◆ **Task to carry out**
Records follow. Pull out every line that contains "aaaadd".
[start Listed entries]
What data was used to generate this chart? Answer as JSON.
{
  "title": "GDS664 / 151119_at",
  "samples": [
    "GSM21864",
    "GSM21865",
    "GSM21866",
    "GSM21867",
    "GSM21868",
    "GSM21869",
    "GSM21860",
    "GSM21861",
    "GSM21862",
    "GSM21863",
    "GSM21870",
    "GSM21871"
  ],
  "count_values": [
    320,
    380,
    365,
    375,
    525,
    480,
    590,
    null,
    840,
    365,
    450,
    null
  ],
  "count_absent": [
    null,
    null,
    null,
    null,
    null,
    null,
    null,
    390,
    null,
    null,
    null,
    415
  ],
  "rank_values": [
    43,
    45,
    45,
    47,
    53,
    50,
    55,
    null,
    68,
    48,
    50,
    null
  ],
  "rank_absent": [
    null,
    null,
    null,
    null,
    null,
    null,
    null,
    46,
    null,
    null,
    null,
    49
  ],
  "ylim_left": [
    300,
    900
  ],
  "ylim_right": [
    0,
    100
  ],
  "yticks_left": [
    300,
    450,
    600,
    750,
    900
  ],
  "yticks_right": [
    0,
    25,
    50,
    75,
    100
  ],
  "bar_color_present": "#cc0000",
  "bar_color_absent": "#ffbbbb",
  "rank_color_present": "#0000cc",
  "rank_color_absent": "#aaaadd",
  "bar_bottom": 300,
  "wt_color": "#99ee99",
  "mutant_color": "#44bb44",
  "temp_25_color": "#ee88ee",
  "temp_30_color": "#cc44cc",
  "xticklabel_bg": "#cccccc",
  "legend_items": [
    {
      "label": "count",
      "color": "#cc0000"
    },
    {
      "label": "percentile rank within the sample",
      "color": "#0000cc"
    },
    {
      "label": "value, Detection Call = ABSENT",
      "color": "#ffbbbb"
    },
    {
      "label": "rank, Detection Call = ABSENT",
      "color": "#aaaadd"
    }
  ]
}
[end Listed entries]
[start Listed entries]
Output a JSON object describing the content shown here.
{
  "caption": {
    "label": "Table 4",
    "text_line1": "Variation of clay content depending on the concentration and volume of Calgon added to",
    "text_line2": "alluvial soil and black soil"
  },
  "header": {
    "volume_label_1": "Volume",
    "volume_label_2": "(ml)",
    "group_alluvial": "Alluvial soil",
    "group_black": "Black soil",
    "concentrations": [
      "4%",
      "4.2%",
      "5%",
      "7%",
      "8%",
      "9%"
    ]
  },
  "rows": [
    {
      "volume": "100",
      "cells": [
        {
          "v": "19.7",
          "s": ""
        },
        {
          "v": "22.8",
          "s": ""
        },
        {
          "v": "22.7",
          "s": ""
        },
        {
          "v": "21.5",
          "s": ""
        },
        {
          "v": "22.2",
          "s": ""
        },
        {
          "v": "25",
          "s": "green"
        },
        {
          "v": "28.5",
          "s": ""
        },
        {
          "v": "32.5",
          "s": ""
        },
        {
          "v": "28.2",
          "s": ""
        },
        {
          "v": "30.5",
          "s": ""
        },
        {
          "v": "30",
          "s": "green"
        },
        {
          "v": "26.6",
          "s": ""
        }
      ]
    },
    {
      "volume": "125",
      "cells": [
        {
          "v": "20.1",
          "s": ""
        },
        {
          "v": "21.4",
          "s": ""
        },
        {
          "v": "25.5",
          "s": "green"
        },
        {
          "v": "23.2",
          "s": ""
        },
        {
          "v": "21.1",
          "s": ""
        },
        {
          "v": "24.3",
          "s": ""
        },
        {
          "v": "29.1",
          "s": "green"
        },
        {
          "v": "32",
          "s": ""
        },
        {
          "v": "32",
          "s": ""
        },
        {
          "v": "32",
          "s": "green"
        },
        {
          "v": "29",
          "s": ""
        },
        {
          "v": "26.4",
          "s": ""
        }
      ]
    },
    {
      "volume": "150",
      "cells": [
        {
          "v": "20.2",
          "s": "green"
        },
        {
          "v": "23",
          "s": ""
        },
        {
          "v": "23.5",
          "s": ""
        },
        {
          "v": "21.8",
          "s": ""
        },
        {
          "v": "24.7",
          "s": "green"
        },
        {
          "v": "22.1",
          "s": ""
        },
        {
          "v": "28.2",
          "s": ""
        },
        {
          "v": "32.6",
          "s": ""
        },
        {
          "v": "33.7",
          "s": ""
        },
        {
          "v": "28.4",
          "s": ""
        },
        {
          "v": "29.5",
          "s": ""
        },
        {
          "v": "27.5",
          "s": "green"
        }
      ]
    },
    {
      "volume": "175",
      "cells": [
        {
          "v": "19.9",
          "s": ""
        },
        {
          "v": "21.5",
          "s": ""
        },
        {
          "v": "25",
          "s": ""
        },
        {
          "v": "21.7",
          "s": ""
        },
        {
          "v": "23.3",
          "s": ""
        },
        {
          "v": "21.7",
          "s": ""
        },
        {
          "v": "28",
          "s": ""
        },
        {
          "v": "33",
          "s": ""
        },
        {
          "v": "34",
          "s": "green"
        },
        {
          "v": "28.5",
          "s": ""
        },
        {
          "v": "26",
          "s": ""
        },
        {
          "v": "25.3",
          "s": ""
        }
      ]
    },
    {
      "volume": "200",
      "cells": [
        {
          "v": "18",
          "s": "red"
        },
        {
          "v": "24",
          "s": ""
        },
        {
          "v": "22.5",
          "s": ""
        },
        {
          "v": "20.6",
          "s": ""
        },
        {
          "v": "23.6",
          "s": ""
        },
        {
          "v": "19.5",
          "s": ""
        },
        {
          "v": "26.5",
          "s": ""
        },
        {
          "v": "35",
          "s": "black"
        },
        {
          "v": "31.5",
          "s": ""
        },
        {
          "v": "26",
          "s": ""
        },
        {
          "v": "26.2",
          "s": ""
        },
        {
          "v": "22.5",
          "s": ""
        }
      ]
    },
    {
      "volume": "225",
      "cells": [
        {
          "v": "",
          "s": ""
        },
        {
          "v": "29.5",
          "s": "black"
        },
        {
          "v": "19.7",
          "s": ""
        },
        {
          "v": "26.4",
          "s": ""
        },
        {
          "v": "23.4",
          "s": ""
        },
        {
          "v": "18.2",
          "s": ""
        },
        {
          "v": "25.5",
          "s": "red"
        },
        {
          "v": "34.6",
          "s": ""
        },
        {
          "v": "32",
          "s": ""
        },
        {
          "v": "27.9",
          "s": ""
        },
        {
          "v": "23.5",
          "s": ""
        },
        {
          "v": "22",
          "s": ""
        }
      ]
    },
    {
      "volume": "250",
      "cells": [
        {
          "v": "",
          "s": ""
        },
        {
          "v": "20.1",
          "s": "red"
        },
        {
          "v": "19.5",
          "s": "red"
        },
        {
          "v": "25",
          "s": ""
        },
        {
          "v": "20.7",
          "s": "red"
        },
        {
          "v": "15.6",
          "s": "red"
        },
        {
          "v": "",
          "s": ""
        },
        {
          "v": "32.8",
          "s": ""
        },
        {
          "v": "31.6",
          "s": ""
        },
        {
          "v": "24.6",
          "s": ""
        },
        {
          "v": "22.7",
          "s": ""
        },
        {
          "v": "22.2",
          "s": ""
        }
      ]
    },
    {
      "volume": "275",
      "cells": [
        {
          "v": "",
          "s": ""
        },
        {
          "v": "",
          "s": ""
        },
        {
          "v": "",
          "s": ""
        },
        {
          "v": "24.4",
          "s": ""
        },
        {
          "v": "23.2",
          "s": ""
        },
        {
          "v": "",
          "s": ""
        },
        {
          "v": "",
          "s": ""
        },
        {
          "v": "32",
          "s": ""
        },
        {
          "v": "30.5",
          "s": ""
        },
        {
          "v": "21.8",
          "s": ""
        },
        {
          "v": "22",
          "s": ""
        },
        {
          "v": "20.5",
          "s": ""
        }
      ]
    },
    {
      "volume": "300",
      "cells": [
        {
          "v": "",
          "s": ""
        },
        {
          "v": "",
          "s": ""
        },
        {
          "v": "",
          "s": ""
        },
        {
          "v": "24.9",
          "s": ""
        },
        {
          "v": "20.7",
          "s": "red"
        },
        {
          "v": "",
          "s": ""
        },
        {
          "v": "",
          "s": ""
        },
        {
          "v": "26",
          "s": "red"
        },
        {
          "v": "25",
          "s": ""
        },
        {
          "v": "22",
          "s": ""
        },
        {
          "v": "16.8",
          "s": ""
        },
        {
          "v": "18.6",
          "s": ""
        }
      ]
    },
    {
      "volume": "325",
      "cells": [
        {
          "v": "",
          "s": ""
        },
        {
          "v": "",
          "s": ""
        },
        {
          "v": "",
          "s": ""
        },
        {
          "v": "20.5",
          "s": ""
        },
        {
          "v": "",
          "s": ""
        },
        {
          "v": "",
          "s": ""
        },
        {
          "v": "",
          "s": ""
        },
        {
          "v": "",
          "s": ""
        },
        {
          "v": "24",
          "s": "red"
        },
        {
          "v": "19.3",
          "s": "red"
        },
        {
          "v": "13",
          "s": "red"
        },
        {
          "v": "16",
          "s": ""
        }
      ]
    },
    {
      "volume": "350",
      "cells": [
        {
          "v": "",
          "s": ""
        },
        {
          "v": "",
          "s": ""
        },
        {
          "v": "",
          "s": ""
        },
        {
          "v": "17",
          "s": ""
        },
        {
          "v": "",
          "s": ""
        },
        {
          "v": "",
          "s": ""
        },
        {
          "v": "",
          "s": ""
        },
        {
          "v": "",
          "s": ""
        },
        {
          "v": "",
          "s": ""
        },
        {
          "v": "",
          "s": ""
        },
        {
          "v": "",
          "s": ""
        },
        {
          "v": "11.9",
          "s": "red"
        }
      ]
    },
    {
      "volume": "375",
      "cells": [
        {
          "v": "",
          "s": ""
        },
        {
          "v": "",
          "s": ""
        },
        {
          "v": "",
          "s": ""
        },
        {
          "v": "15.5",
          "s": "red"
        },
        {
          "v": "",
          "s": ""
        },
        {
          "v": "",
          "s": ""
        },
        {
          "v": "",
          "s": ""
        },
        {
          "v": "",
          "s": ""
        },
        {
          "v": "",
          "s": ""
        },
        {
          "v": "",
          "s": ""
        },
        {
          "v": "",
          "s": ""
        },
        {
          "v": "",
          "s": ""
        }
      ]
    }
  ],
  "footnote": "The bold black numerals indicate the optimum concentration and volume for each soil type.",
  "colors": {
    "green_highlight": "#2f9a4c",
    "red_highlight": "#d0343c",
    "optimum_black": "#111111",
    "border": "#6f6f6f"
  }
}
[end Listed entries]
◆ **Result for this exercise**
  "rank_color_absent": "#aaaadd",
      "color": "#aaaadd"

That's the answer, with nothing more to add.